Direction ::
Extract and reproduce verbatim every line from the start of the records down through the line containing "button[interactable]: BOE-A-2013-13453.pdf [0,62,512,89]", including that line.

Entries supplied ::
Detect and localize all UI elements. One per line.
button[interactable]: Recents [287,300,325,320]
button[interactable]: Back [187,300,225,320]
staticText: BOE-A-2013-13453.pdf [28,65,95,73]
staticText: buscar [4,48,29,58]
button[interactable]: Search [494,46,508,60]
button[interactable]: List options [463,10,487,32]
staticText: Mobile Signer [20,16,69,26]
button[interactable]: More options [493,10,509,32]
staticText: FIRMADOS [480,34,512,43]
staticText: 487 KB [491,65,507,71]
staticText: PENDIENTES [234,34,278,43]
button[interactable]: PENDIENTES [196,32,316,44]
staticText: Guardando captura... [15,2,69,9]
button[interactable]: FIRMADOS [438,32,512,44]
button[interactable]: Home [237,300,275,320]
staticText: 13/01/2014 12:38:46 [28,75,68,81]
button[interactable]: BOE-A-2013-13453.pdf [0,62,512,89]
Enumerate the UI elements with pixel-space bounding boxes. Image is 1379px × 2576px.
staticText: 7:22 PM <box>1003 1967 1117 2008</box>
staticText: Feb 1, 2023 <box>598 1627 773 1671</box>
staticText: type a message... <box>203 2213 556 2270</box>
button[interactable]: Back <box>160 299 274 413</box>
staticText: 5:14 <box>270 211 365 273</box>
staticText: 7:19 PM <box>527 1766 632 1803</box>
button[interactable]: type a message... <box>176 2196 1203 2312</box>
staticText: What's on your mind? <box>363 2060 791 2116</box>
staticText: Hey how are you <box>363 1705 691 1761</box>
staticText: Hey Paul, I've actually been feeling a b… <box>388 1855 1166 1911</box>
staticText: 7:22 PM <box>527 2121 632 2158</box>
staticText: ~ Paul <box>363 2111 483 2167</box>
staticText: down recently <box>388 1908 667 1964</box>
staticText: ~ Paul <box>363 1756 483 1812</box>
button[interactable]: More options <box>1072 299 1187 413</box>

Full response ::
Detect and localize all UI elements. One per line.
button[interactable]: Recents [287,300,325,320]
button[interactable]: Back [187,300,225,320]
staticText: BOE-A-2013-13453.pdf [28,65,95,73]
staticText: buscar [4,48,29,58]
button[interactable]: Search [494,46,508,60]
button[interactable]: List options [463,10,487,32]
staticText: Mobile Signer [20,16,69,26]
button[interactable]: More options [493,10,509,32]
staticText: FIRMADOS [480,34,512,43]
staticText: 487 KB [491,65,507,71]
staticText: PENDIENTES [234,34,278,43]
button[interactable]: PENDIENTES [196,32,316,44]
staticText: Guardando captura... [15,2,69,9]
button[interactable]: FIRMADOS [438,32,512,44]
button[interactable]: Home [237,300,275,320]
staticText: 13/01/2014 12:38:46 [28,75,68,81]
button[interactable]: BOE-A-2013-13453.pdf [0,62,512,89]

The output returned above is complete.